====== Input rows

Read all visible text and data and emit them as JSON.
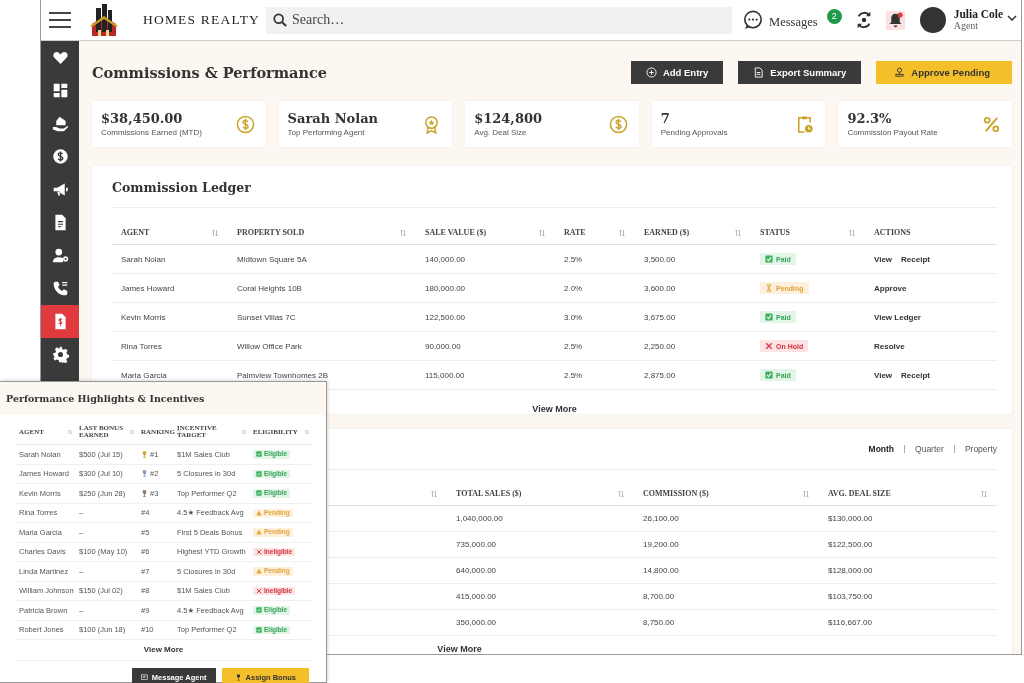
{
  "header": {
    "brand": "HOMES REALTY",
    "search": {
      "placeholder": "Search…"
    },
    "messages_label": "Messages",
    "message_count": "2",
    "notifications_unread": true,
    "user": {
      "name": "Julia Cole",
      "role": "Agent"
    }
  },
  "sidebar": {
    "items": [
      {
        "kind": "heart",
        "selected": false
      },
      {
        "kind": "grid",
        "selected": false
      },
      {
        "kind": "hand-house",
        "selected": false
      },
      {
        "kind": "dollar",
        "selected": false
      },
      {
        "kind": "megaphone",
        "selected": false
      },
      {
        "kind": "document",
        "selected": false
      },
      {
        "kind": "user-gear",
        "selected": false
      },
      {
        "kind": "phone",
        "selected": false
      },
      {
        "kind": "invoice",
        "selected": true
      },
      {
        "kind": "gear",
        "selected": false
      }
    ]
  },
  "page_title": "Commissions & Performance",
  "actions": [
    {
      "label": "Add Entry",
      "kind": "dark"
    },
    {
      "label": "Export Summary",
      "kind": "dark"
    },
    {
      "label": "Approve Pending",
      "kind": "accent"
    }
  ],
  "stats": [
    {
      "value": "$38,450.00",
      "label": "Commissions Earned (MTD)"
    },
    {
      "value": "Sarah Nolan",
      "label": "Top Performing Agent"
    },
    {
      "value": "$124,800",
      "label": "Avg. Deal Size"
    },
    {
      "value": "7",
      "label": "Pending Approvals"
    },
    {
      "value": "92.3%",
      "label": "Commission Payout Rate"
    }
  ],
  "ledger": {
    "title": "Commission Ledger",
    "columns": [
      "AGENT",
      "PROPERTY SOLD",
      "SALE VALUE ($)",
      "RATE",
      "EARNED ($)",
      "STATUS",
      "ACTIONS"
    ],
    "rows": [
      {
        "agent": "Sarah Nolan",
        "property": "Midtown Square 5A",
        "sale": "140,000.00",
        "rate": "2.5%",
        "earned": "3,500.00",
        "status": {
          "label": "Paid",
          "kind": "paid"
        },
        "actions": [
          "View",
          "Receipt"
        ]
      },
      {
        "agent": "James Howard",
        "property": "Coral Heights 10B",
        "sale": "180,000.00",
        "rate": "2.0%",
        "earned": "3,600.00",
        "status": {
          "label": "Pending",
          "kind": "pending"
        },
        "actions": [
          "Approve"
        ]
      },
      {
        "agent": "Kevin Morris",
        "property": "Sunset Villas 7C",
        "sale": "122,500.00",
        "rate": "3.0%",
        "earned": "3,675.00",
        "status": {
          "label": "Paid",
          "kind": "paid"
        },
        "actions": [
          "View Ledger"
        ]
      },
      {
        "agent": "Rina Torres",
        "property": "Willow Office Park",
        "sale": "90,000.00",
        "rate": "2.5%",
        "earned": "2,250.00",
        "status": {
          "label": "On Hold",
          "kind": "on-hold"
        },
        "actions": [
          "Resolve"
        ]
      },
      {
        "agent": "Maria Garcia",
        "property": "Palmview Townhomes 2B",
        "sale": "115,000.00",
        "rate": "2.5%",
        "earned": "2,875.00",
        "status": {
          "label": "Paid",
          "kind": "paid"
        },
        "actions": [
          "View",
          "Receipt"
        ]
      }
    ],
    "view_more": "View More"
  },
  "summary": {
    "tabs": [
      {
        "label": "Month",
        "selected": true
      },
      {
        "label": "Quarter",
        "selected": false
      },
      {
        "label": "Property",
        "selected": false
      }
    ],
    "columns": [
      "TOTAL SALES ($)",
      "COMMISSION ($)",
      "AVG. DEAL SIZE"
    ],
    "rows": [
      [
        "1,040,000.00",
        "26,100.00",
        "$130,000.00"
      ],
      [
        "735,000.00",
        "19,200.00",
        "$122,500.00"
      ],
      [
        "640,000.00",
        "14,800.00",
        "$128,000.00"
      ],
      [
        "415,000.00",
        "8,700.00",
        "$103,750.00"
      ],
      [
        "350,000.00",
        "8,750.00",
        "$116,667.00"
      ]
    ],
    "view_more": "View More"
  },
  "highlights": {
    "title": "Performance Highlights & Incentives",
    "columns": [
      "AGENT",
      "LAST BONUS EARNED",
      "RANKING",
      "INCENTIVE TARGET",
      "ELIGIBILITY"
    ],
    "rows": [
      {
        "agent": "Sarah Nolan",
        "bonus": "$500 (Jul 15)",
        "rank": "#1",
        "color": "#d9a520",
        "target": "$1M Sales Club",
        "eligibility": {
          "label": "Eligible",
          "kind": "eligible"
        }
      },
      {
        "agent": "James Howard",
        "bonus": "$300 (Jul 10)",
        "rank": "#2",
        "color": "#7f9cc6",
        "target": "5 Closures in 30d",
        "eligibility": {
          "label": "Eligible",
          "kind": "eligible"
        }
      },
      {
        "agent": "Kevin Morris",
        "bonus": "$250 (Jun 28)",
        "rank": "#3",
        "color": "#8a7462",
        "target": "Top Performer Q2",
        "eligibility": {
          "label": "Eligible",
          "kind": "eligible"
        }
      },
      {
        "agent": "Rina Torres",
        "bonus": "–",
        "rank": "#4",
        "target": "4.5★ Feedback Avg",
        "eligibility": {
          "label": "Pending",
          "kind": "pending"
        }
      },
      {
        "agent": "Maria Garcia",
        "bonus": "–",
        "rank": "#5",
        "target": "First 5 Deals Bonus",
        "eligibility": {
          "label": "Pending",
          "kind": "pending"
        }
      },
      {
        "agent": "Charles Davis",
        "bonus": "$100 (May 10)",
        "rank": "#6",
        "target": "Highest YTD Growth",
        "eligibility": {
          "label": "Ineligible",
          "kind": "ineligible"
        }
      },
      {
        "agent": "Linda Martinez",
        "bonus": "–",
        "rank": "#7",
        "target": "5 Closures in 30d",
        "eligibility": {
          "label": "Pending",
          "kind": "pending"
        }
      },
      {
        "agent": "William Johnson",
        "bonus": "$150 (Jul 02)",
        "rank": "#8",
        "target": "$1M Sales Club",
        "eligibility": {
          "label": "Ineligible",
          "kind": "ineligible"
        }
      },
      {
        "agent": "Patricia Brown",
        "bonus": "–",
        "rank": "#9",
        "target": "4.5★ Feedback Avg",
        "eligibility": {
          "label": "Eligible",
          "kind": "eligible"
        }
      },
      {
        "agent": "Robert Jones",
        "bonus": "$100 (Jun 18)",
        "rank": "#10",
        "target": "Top Performer Q2",
        "eligibility": {
          "label": "Eligible",
          "kind": "eligible"
        }
      }
    ],
    "view_more": "View More",
    "buttons": [
      {
        "label": "Message Agent",
        "kind": "dark"
      },
      {
        "label": "Assign Bonus",
        "kind": "accent"
      }
    ]
  }
}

============

Without the pictures, return all the records precisely as they stand.

Read all visible text and data and emit them as JSON.
{
  "header": {
    "brand": "HOMES REALTY",
    "search": {
      "placeholder": "Search…"
    },
    "messages_label": "Messages",
    "message_count": "2",
    "notifications_unread": true,
    "user": {
      "name": "Julia Cole",
      "role": "Agent"
    }
  },
  "sidebar": {
    "items": [
      {
        "kind": "heart",
        "selected": false
      },
      {
        "kind": "grid",
        "selected": false
      },
      {
        "kind": "hand-house",
        "selected": false
      },
      {
        "kind": "dollar",
        "selected": false
      },
      {
        "kind": "megaphone",
        "selected": false
      },
      {
        "kind": "document",
        "selected": false
      },
      {
        "kind": "user-gear",
        "selected": false
      },
      {
        "kind": "phone",
        "selected": false
      },
      {
        "kind": "invoice",
        "selected": true
      },
      {
        "kind": "gear",
        "selected": false
      }
    ]
  },
  "page_title": "Commissions & Performance",
  "actions": [
    {
      "label": "Add Entry",
      "kind": "dark"
    },
    {
      "label": "Export Summary",
      "kind": "dark"
    },
    {
      "label": "Approve Pending",
      "kind": "accent"
    }
  ],
  "stats": [
    {
      "value": "$38,450.00",
      "label": "Commissions Earned (MTD)"
    },
    {
      "value": "Sarah Nolan",
      "label": "Top Performing Agent"
    },
    {
      "value": "$124,800",
      "label": "Avg. Deal Size"
    },
    {
      "value": "7",
      "label": "Pending Approvals"
    },
    {
      "value": "92.3%",
      "label": "Commission Payout Rate"
    }
  ],
  "ledger": {
    "title": "Commission Ledger",
    "columns": [
      "AGENT",
      "PROPERTY SOLD",
      "SALE VALUE ($)",
      "RATE",
      "EARNED ($)",
      "STATUS",
      "ACTIONS"
    ],
    "rows": [
      {
        "agent": "Sarah Nolan",
        "property": "Midtown Square 5A",
        "sale": "140,000.00",
        "rate": "2.5%",
        "earned": "3,500.00",
        "status": {
          "label": "Paid",
          "kind": "paid"
        },
        "actions": [
          "View",
          "Receipt"
        ]
      },
      {
        "agent": "James Howard",
        "property": "Coral Heights 10B",
        "sale": "180,000.00",
        "rate": "2.0%",
        "earned": "3,600.00",
        "status": {
          "label": "Pending",
          "kind": "pending"
        },
        "actions": [
          "Approve"
        ]
      },
      {
        "agent": "Kevin Morris",
        "property": "Sunset Villas 7C",
        "sale": "122,500.00",
        "rate": "3.0%",
        "earned": "3,675.00",
        "status": {
          "label": "Paid",
          "kind": "paid"
        },
        "actions": [
          "View Ledger"
        ]
      },
      {
        "agent": "Rina Torres",
        "property": "Willow Office Park",
        "sale": "90,000.00",
        "rate": "2.5%",
        "earned": "2,250.00",
        "status": {
          "label": "On Hold",
          "kind": "on-hold"
        },
        "actions": [
          "Resolve"
        ]
      },
      {
        "agent": "Maria Garcia",
        "property": "Palmview Townhomes 2B",
        "sale": "115,000.00",
        "rate": "2.5%",
        "earned": "2,875.00",
        "status": {
          "label": "Paid",
          "kind": "paid"
        },
        "actions": [
          "View",
          "Receipt"
        ]
      }
    ],
    "view_more": "View More"
  },
  "summary": {
    "tabs": [
      {
        "label": "Month",
        "selected": true
      },
      {
        "label": "Quarter",
        "selected": false
      },
      {
        "label": "Property",
        "selected": false
      }
    ],
    "columns": [
      "TOTAL SALES ($)",
      "COMMISSION ($)",
      "AVG. DEAL SIZE"
    ],
    "rows": [
      [
        "1,040,000.00",
        "26,100.00",
        "$130,000.00"
      ],
      [
        "735,000.00",
        "19,200.00",
        "$122,500.00"
      ],
      [
        "640,000.00",
        "14,800.00",
        "$128,000.00"
      ],
      [
        "415,000.00",
        "8,700.00",
        "$103,750.00"
      ],
      [
        "350,000.00",
        "8,750.00",
        "$116,667.00"
      ]
    ],
    "view_more": "View More"
  },
  "highlights": {
    "title": "Performance Highlights & Incentives",
    "columns": [
      "AGENT",
      "LAST BONUS EARNED",
      "RANKING",
      "INCENTIVE TARGET",
      "ELIGIBILITY"
    ],
    "rows": [
      {
        "agent": "Sarah Nolan",
        "bonus": "$500 (Jul 15)",
        "rank": "#1",
        "color": "#d9a520",
        "target": "$1M Sales Club",
        "eligibility": {
          "label": "Eligible",
          "kind": "eligible"
        }
      },
      {
        "agent": "James Howard",
        "bonus": "$300 (Jul 10)",
        "rank": "#2",
        "color": "#7f9cc6",
        "target": "5 Closures in 30d",
        "eligibility": {
          "label": "Eligible",
          "kind": "eligible"
        }
      },
      {
        "agent": "Kevin Morris",
        "bonus": "$250 (Jun 28)",
        "rank": "#3",
        "color": "#8a7462",
        "target": "Top Performer Q2",
        "eligibility": {
          "label": "Eligible",
          "kind": "eligible"
        }
      },
      {
        "agent": "Rina Torres",
        "bonus": "–",
        "rank": "#4",
        "target": "4.5★ Feedback Avg",
        "eligibility": {
          "label": "Pending",
          "kind": "pending"
        }
      },
      {
        "agent": "Maria Garcia",
        "bonus": "–",
        "rank": "#5",
        "target": "First 5 Deals Bonus",
        "eligibility": {
          "label": "Pending",
          "kind": "pending"
        }
      },
      {
        "agent": "Charles Davis",
        "bonus": "$100 (May 10)",
        "rank": "#6",
        "target": "Highest YTD Growth",
        "eligibility": {
          "label": "Ineligible",
          "kind": "ineligible"
        }
      },
      {
        "agent": "Linda Martinez",
        "bonus": "–",
        "rank": "#7",
        "target": "5 Closures in 30d",
        "eligibility": {
          "label": "Pending",
          "kind": "pending"
        }
      },
      {
        "agent": "William Johnson",
        "bonus": "$150 (Jul 02)",
        "rank": "#8",
        "target": "$1M Sales Club",
        "eligibility": {
          "label": "Ineligible",
          "kind": "ineligible"
        }
      },
      {
        "agent": "Patricia Brown",
        "bonus": "–",
        "rank": "#9",
        "target": "4.5★ Feedback Avg",
        "eligibility": {
          "label": "Eligible",
          "kind": "eligible"
        }
      },
      {
        "agent": "Robert Jones",
        "bonus": "$100 (Jun 18)",
        "rank": "#10",
        "target": "Top Performer Q2",
        "eligibility": {
          "label": "Eligible",
          "kind": "eligible"
        }
      }
    ],
    "view_more": "View More",
    "buttons": [
      {
        "label": "Message Agent",
        "kind": "dark"
      },
      {
        "label": "Assign Bonus",
        "kind": "accent"
      }
    ]
  }
}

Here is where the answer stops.